### Written problem
Copy every line from the records below that holds the word "pour".
....
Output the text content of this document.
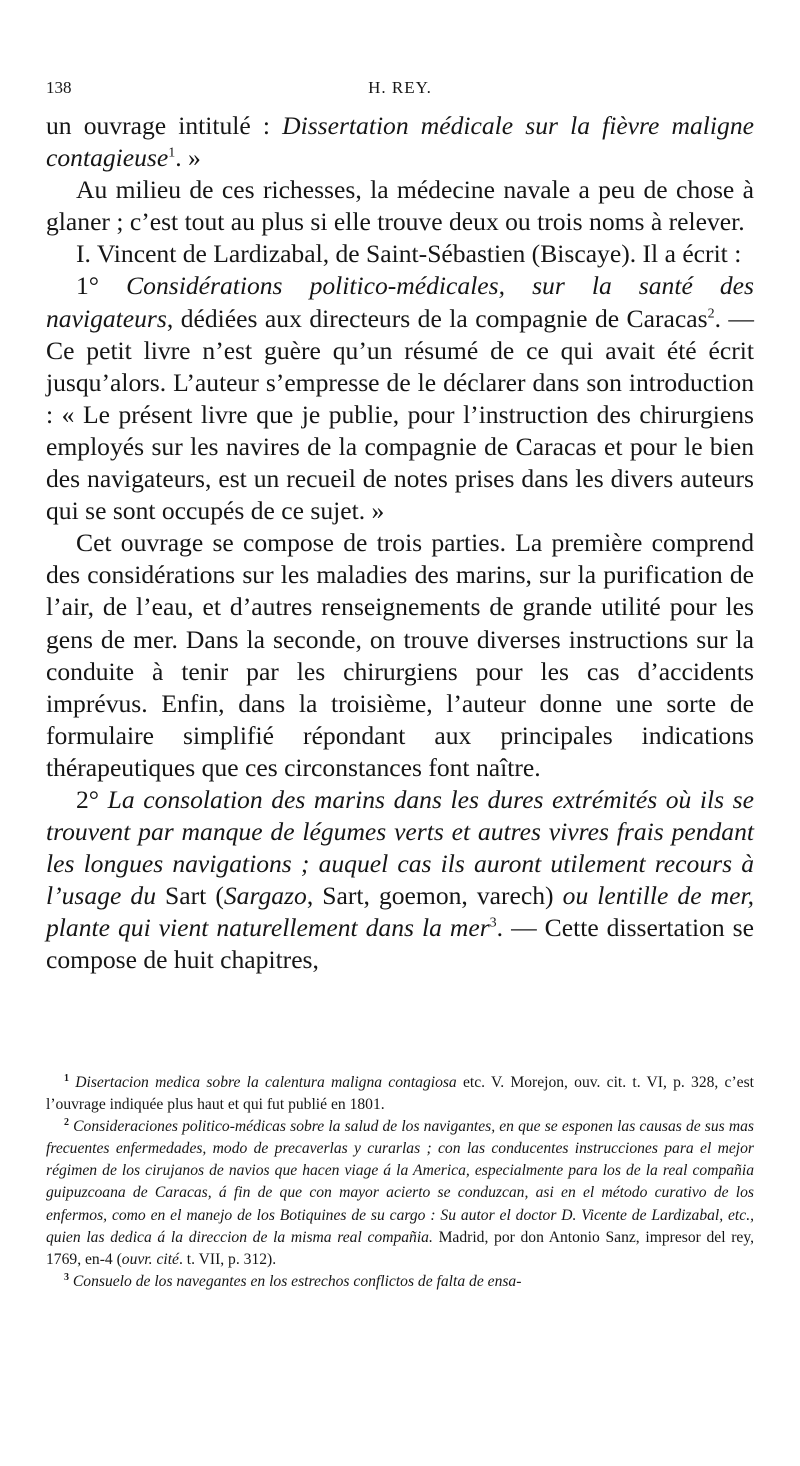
138	H. REY.

un ouvrage intitulé : Dissertation médicale sur la fièvre maligne contagieuse$^1$. »

Au milieu de ces richesses, la médecine navale a peu de chose à glaner ; c’est tout au plus si elle trouve deux ou trois noms à relever.

I. Vincent de Lardizabal, de Saint-Sébastien (Biscaye). Il a écrit :

1° Considérations politico-médicales, sur la santé des navigateurs, dédiées aux directeurs de la compagnie de Caracas$^2$. — Ce petit livre n’est guère qu’un résumé de ce qui avait été écrit jusqu’alors. L’auteur s’empresse de le déclarer dans son introduction : « Le présent livre que je publie, pour l’instruction des chirurgiens employés sur les navires de la compagnie de Caracas et pour le bien des navigateurs, est un recueil de notes prises dans les divers auteurs qui se sont occupés de ce sujet. »

Cet ouvrage se compose de trois parties. La première comprend des considérations sur les maladies des marins, sur la purification de l’air, de l’eau, et d’autres renseignements de grande utilité pour les gens de mer. Dans la seconde, on trouve diverses instructions sur la conduite à tenir par les chirurgiens pour les cas d’accidents imprévus. Enfin, dans la troisième, l’auteur donne une sorte de formulaire simplifié répondant aux principales indications thérapeutiques que ces circonstances font naître.

2° La consolation des marins dans les dures extrémités où ils se trouvent par manque de légumes verts et autres vivres frais pendant les longues navigations ; auquel cas ils auront utilement recours à l’usage du Sart (Sargazo, Sart, goemon, varech) ou lentille de mer, plante qui vient naturellement dans la mer$^3$. — Cette dissertation se compose de huit chapitres,

$^1$ Disertacion medica sobre la calentura maligna contagiosa etc. V. Morejon, ouv. cit. t. VI, p. 328, c’est l’ouvrage indiquée plus haut et qui fut publié en 1801.

$^2$ Consideraciones politico-médicas sobre la salud de los navigantes, en que se esponen las causas de sus mas frecuentes enfermedades, modo de precaverlas y curarlas ; con las conducentes instrucciones para el mejor régimen de los cirujanos de navios que hacen viage á la America, especialmente para los de la real compañia guipuzcoana de Caracas, á fin de que con mayor acierto se conduzcan, asi en el método curativo de los enfermos, como en el manejo de los Botiquines de su cargo : Su autor el doctor D. Vicente de Lardizabal, etc., quien las dedica á la direccion de la misma real compañia. Madrid, por don Antonio Sanz, impresor del rey, 1769, en-4 (ouvr. cité. t. VII, p. 312).

$^3$ Consuelo de los navegantes en los estrechos conflictos de falta de ensa-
....
### Written solution
1° Considérations politico-médicales, sur la santé des navigateurs, dédiées aux directeurs de la compagnie de Caracas$^2$. — Ce petit livre n’est guère qu’un résumé de ce qui avait été écrit jusqu’alors. L’auteur s’empresse de le déclarer dans son introduction : « Le présent livre que je publie, pour l’instruction des chirurgiens employés sur les navires de la compagnie de Caracas et pour le bien des navigateurs, est un recueil de notes prises dans les divers auteurs qui se sont occupés de ce sujet. »
Cet ouvrage se compose de trois parties. La première comprend des considérations sur les maladies des marins, sur la purification de l’air, de l’eau, et d’autres renseignements de grande utilité pour les gens de mer. Dans la seconde, on trouve diverses instructions sur la conduite à tenir par les chirurgiens pour les cas d’accidents imprévus. Enfin, dans la troisième, l’auteur donne une sorte de formulaire simplifié répondant aux principales indications thérapeutiques que ces circonstances font naître.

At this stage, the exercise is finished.